#### TO BE DONE:
Write out the listing exactly as it is given.

(Dataset entries)
## Start

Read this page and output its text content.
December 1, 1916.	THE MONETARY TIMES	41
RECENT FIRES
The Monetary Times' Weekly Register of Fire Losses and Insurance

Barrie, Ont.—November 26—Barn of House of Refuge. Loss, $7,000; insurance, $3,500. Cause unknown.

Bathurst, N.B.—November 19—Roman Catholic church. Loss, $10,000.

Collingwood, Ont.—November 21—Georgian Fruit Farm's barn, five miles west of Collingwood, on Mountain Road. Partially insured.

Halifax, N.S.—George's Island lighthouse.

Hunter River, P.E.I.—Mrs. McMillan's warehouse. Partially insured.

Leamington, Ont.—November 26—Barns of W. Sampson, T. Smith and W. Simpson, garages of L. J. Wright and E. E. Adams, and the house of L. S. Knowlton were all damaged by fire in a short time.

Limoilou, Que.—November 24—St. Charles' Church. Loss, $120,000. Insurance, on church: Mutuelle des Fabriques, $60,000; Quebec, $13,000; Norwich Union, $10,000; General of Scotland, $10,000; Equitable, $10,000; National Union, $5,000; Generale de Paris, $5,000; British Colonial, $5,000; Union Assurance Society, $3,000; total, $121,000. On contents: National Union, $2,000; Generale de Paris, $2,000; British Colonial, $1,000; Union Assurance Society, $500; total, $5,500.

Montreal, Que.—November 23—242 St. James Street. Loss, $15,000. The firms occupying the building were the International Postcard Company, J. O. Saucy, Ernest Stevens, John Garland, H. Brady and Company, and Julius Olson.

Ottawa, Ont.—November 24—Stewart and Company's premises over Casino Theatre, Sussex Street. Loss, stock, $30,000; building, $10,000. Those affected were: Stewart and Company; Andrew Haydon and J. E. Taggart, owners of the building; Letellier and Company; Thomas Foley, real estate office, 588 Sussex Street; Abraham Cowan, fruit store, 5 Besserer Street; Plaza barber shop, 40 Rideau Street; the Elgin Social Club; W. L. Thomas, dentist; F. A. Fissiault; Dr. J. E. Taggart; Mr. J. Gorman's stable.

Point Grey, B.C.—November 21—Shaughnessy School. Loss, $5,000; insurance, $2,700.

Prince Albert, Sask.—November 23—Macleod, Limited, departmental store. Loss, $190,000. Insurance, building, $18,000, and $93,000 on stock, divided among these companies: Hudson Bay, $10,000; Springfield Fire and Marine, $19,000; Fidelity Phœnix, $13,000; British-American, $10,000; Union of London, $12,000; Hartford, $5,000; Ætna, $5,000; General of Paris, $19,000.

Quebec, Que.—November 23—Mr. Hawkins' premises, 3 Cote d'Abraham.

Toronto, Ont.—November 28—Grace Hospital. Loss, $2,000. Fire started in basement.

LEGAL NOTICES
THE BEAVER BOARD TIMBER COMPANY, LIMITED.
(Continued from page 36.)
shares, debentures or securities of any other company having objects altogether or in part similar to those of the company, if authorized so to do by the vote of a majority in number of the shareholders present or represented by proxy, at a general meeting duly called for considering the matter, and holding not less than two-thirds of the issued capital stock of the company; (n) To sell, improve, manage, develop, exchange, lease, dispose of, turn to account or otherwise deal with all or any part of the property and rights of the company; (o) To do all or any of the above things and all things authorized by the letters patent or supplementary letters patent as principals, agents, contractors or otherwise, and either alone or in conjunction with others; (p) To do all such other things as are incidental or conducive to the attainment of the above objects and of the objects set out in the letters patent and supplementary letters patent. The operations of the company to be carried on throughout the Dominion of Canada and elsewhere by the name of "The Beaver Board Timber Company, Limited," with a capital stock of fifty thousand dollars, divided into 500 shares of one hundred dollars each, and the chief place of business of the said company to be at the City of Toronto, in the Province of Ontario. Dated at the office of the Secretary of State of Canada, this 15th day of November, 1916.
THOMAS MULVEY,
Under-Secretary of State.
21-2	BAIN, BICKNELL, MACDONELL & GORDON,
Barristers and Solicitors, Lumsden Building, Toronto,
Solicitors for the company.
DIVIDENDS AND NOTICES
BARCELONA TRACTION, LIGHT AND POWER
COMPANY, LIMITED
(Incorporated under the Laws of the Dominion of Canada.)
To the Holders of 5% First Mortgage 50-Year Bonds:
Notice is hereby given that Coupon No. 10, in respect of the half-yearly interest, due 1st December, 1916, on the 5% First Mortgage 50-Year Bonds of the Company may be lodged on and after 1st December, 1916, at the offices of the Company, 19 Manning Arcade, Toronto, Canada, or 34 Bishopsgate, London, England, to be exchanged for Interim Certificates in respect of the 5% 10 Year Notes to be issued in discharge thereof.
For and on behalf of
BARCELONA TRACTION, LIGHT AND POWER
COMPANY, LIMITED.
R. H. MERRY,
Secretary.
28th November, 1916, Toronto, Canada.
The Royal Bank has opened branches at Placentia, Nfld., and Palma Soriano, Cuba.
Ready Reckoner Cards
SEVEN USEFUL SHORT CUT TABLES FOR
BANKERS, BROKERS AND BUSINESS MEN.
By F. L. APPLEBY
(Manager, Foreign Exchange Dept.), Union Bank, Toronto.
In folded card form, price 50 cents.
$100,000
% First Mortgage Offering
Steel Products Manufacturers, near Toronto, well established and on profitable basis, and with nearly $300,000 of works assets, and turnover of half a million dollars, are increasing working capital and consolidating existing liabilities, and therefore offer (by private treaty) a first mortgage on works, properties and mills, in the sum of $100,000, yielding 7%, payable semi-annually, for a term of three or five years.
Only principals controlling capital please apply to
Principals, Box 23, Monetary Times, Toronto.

## End

#### FINISHED TASK:
Read this page and output its text content.
December 1, 1916.	THE MONETARY TIMES	41
RECENT FIRES
The Monetary Times' Weekly Register of Fire Losses and Insurance

Barrie, Ont.—November 26—Barn of House of Refuge. Loss, $7,000; insurance, $3,500. Cause unknown.

Bathurst, N.B.—November 19—Roman Catholic church. Loss, $10,000.

Collingwood, Ont.—November 21—Georgian Fruit Farm's barn, five miles west of Collingwood, on Mountain Road. Partially insured.

Halifax, N.S.—George's Island lighthouse.

Hunter River, P.E.I.—Mrs. McMillan's warehouse. Partially insured.

Leamington, Ont.—November 26—Barns of W. Sampson, T. Smith and W. Simpson, garages of L. J. Wright and E. E. Adams, and the house of L. S. Knowlton were all damaged by fire in a short time.

Limoilou, Que.—November 24—St. Charles' Church. Loss, $120,000. Insurance, on church: Mutuelle des Fabriques, $60,000; Quebec, $13,000; Norwich Union, $10,000; General of Scotland, $10,000; Equitable, $10,000; National Union, $5,000; Generale de Paris, $5,000; British Colonial, $5,000; Union Assurance Society, $3,000; total, $121,000. On contents: National Union, $2,000; Generale de Paris, $2,000; British Colonial, $1,000; Union Assurance Society, $500; total, $5,500.

Montreal, Que.—November 23—242 St. James Street. Loss, $15,000. The firms occupying the building were the International Postcard Company, J. O. Saucy, Ernest Stevens, John Garland, H. Brady and Company, and Julius Olson.

Ottawa, Ont.—November 24—Stewart and Company's premises over Casino Theatre, Sussex Street. Loss, stock, $30,000; building, $10,000. Those affected were: Stewart and Company; Andrew Haydon and J. E. Taggart, owners of the building; Letellier and Company; Thomas Foley, real estate office, 588 Sussex Street; Abraham Cowan, fruit store, 5 Besserer Street; Plaza barber shop, 40 Rideau Street; the Elgin Social Club; W. L. Thomas, dentist; F. A. Fissiault; Dr. J. E. Taggart; Mr. J. Gorman's stable.

Point Grey, B.C.—November 21—Shaughnessy School. Loss, $5,000; insurance, $2,700.

Prince Albert, Sask.—November 23—Macleod, Limited, departmental store. Loss, $190,000. Insurance, building, $18,000, and $93,000 on stock, divided among these companies: Hudson Bay, $10,000; Springfield Fire and Marine, $19,000; Fidelity Phœnix, $13,000; British-American, $10,000; Union of London, $12,000; Hartford, $5,000; Ætna, $5,000; General of Paris, $19,000.

Quebec, Que.—November 23—Mr. Hawkins' premises, 3 Cote d'Abraham.

Toronto, Ont.—November 28—Grace Hospital. Loss, $2,000. Fire started in basement.

LEGAL NOTICES
THE BEAVER BOARD TIMBER COMPANY, LIMITED.
(Continued from page 36.)
shares, debentures or securities of any other company having objects altogether or in part similar to those of the company, if authorized so to do by the vote of a majority in number of the shareholders present or represented by proxy, at a general meeting duly called for considering the matter, and holding not less than two-thirds of the issued capital stock of the company; (n) To sell, improve, manage, develop, exchange, lease, dispose of, turn to account or otherwise deal with all or any part of the property and rights of the company; (o) To do all or any of the above things and all things authorized by the letters patent or supplementary letters patent as principals, agents, contractors or otherwise, and either alone or in conjunction with others; (p) To do all such other things as are incidental or conducive to the attainment of the above objects and of the objects set out in the letters patent and supplementary letters patent. The operations of the company to be carried on throughout the Dominion of Canada and elsewhere by the name of "The Beaver Board Timber Company, Limited," with a capital stock of fifty thousand dollars, divided into 500 shares of one hundred dollars each, and the chief place of business of the said company to be at the City of Toronto, in the Province of Ontario. Dated at the office of the Secretary of State of Canada, this 15th day of November, 1916.
THOMAS MULVEY,
Under-Secretary of State.
21-2	BAIN, BICKNELL, MACDONELL & GORDON,
Barristers and Solicitors, Lumsden Building, Toronto,
Solicitors for the company.
DIVIDENDS AND NOTICES
BARCELONA TRACTION, LIGHT AND POWER
COMPANY, LIMITED
(Incorporated under the Laws of the Dominion of Canada.)
To the Holders of 5% First Mortgage 50-Year Bonds:
Notice is hereby given that Coupon No. 10, in respect of the half-yearly interest, due 1st December, 1916, on the 5% First Mortgage 50-Year Bonds of the Company may be lodged on and after 1st December, 1916, at the offices of the Company, 19 Manning Arcade, Toronto, Canada, or 34 Bishopsgate, London, England, to be exchanged for Interim Certificates in respect of the 5% 10 Year Notes to be issued in discharge thereof.
For and on behalf of
BARCELONA TRACTION, LIGHT AND POWER
COMPANY, LIMITED.
R. H. MERRY,
Secretary.
28th November, 1916, Toronto, Canada.
The Royal Bank has opened branches at Placentia, Nfld., and Palma Soriano, Cuba.
Ready Reckoner Cards
SEVEN USEFUL SHORT CUT TABLES FOR
BANKERS, BROKERS AND BUSINESS MEN.
By F. L. APPLEBY
(Manager, Foreign Exchange Dept.), Union Bank, Toronto.
In folded card form, price 50 cents.
$100,000
% First Mortgage Offering
Steel Products Manufacturers, near Toronto, well established and on profitable basis, and with nearly $300,000 of works assets, and turnover of half a million dollars, are increasing working capital and consolidating existing liabilities, and therefore offer (by private treaty) a first mortgage on works, properties and mills, in the sum of $100,000, yielding 7%, payable semi-annually, for a term of three or five years.
Only principals controlling capital please apply to
Principals, Box 23, Monetary Times, Toronto.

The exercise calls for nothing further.